TASK TO CARRY OUT
Reproduce each record below exactly as written.

PROVIDED RECORDS
┌──

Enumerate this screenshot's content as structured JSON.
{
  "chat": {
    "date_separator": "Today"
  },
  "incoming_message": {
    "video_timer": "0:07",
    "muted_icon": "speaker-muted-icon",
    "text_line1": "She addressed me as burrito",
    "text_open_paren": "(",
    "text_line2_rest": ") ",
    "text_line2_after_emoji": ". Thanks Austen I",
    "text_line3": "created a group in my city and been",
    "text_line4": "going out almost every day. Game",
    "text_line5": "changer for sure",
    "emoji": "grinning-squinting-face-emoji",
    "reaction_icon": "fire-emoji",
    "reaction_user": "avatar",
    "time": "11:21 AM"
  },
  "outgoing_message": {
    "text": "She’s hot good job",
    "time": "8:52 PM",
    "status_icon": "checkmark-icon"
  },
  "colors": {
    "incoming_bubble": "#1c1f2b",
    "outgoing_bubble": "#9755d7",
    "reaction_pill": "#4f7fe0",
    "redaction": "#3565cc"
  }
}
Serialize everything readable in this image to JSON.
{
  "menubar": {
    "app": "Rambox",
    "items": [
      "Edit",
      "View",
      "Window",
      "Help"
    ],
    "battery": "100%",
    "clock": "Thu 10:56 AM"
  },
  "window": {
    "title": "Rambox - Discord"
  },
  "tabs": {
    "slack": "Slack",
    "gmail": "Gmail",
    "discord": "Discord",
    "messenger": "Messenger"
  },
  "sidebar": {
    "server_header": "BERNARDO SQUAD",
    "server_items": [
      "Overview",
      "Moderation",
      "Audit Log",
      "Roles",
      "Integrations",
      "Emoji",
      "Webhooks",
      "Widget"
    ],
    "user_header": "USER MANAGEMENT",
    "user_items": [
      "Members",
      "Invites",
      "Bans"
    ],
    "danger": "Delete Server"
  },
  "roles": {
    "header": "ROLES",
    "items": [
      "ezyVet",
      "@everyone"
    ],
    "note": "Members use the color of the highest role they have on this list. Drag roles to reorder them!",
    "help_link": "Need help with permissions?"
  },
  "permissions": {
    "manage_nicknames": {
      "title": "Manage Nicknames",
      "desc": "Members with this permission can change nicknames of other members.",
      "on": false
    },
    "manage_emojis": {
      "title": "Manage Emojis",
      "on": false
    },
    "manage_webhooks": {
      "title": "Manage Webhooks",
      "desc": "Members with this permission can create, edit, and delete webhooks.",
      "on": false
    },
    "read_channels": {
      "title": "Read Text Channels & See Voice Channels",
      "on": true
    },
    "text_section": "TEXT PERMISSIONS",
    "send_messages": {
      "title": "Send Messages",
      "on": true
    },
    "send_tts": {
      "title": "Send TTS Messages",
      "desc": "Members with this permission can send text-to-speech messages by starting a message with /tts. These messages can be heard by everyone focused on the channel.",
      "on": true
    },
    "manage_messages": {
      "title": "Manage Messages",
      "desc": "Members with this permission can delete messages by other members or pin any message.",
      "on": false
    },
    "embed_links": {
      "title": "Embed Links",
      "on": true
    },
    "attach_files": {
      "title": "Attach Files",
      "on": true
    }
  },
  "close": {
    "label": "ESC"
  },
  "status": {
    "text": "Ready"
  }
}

└──

FULL SOLUTION
Enumerate this screenshot's content as structured JSON.
{
  "chat": {
    "date_separator": "Today"
  },
  "incoming_message": {
    "video_timer": "0:07",
    "muted_icon": "speaker-muted-icon",
    "text_line1": "She addressed me as burrito",
    "text_open_paren": "(",
    "text_line2_rest": ") ",
    "text_line2_after_emoji": ". Thanks Austen I",
    "text_line3": "created a group in my city and been",
    "text_line4": "going out almost every day. Game",
    "text_line5": "changer for sure",
    "emoji": "grinning-squinting-face-emoji",
    "reaction_icon": "fire-emoji",
    "reaction_user": "avatar",
    "time": "11:21 AM"
  },
  "outgoing_message": {
    "text": "She’s hot good job",
    "time": "8:52 PM",
    "status_icon": "checkmark-icon"
  },
  "colors": {
    "incoming_bubble": "#1c1f2b",
    "outgoing_bubble": "#9755d7",
    "reaction_pill": "#4f7fe0",
    "redaction": "#3565cc"
  }
}
Serialize everything readable in this image to JSON.
{
  "menubar": {
    "app": "Rambox",
    "items": [
      "Edit",
      "View",
      "Window",
      "Help"
    ],
    "battery": "100%",
    "clock": "Thu 10:56 AM"
  },
  "window": {
    "title": "Rambox - Discord"
  },
  "tabs": {
    "slack": "Slack",
    "gmail": "Gmail",
    "discord": "Discord",
    "messenger": "Messenger"
  },
  "sidebar": {
    "server_header": "BERNARDO SQUAD",
    "server_items": [
      "Overview",
      "Moderation",
      "Audit Log",
      "Roles",
      "Integrations",
      "Emoji",
      "Webhooks",
      "Widget"
    ],
    "user_header": "USER MANAGEMENT",
    "user_items": [
      "Members",
      "Invites",
      "Bans"
    ],
    "danger": "Delete Server"
  },
  "roles": {
    "header": "ROLES",
    "items": [
      "ezyVet",
      "@everyone"
    ],
    "note": "Members use the color of the highest role they have on this list. Drag roles to reorder them!",
    "help_link": "Need help with permissions?"
  },
  "permissions": {
    "manage_nicknames": {
      "title": "Manage Nicknames",
      "desc": "Members with this permission can change nicknames of other members.",
      "on": false
    },
    "manage_emojis": {
      "title": "Manage Emojis",
      "on": false
    },
    "manage_webhooks": {
      "title": "Manage Webhooks",
      "desc": "Members with this permission can create, edit, and delete webhooks.",
      "on": false
    },
    "read_channels": {
      "title": "Read Text Channels & See Voice Channels",
      "on": true
    },
    "text_section": "TEXT PERMISSIONS",
    "send_messages": {
      "title": "Send Messages",
      "on": true
    },
    "send_tts": {
      "title": "Send TTS Messages",
      "desc": "Members with this permission can send text-to-speech messages by starting a message with /tts. These messages can be heard by everyone focused on the channel.",
      "on": true
    },
    "manage_messages": {
      "title": "Manage Messages",
      "desc": "Members with this permission can delete messages by other members or pin any message.",
      "on": false
    },
    "embed_links": {
      "title": "Embed Links",
      "on": true
    },
    "attach_files": {
      "title": "Attach Files",
      "on": true
    }
  },
  "close": {
    "label": "ESC"
  },
  "status": {
    "text": "Ready"
  }
}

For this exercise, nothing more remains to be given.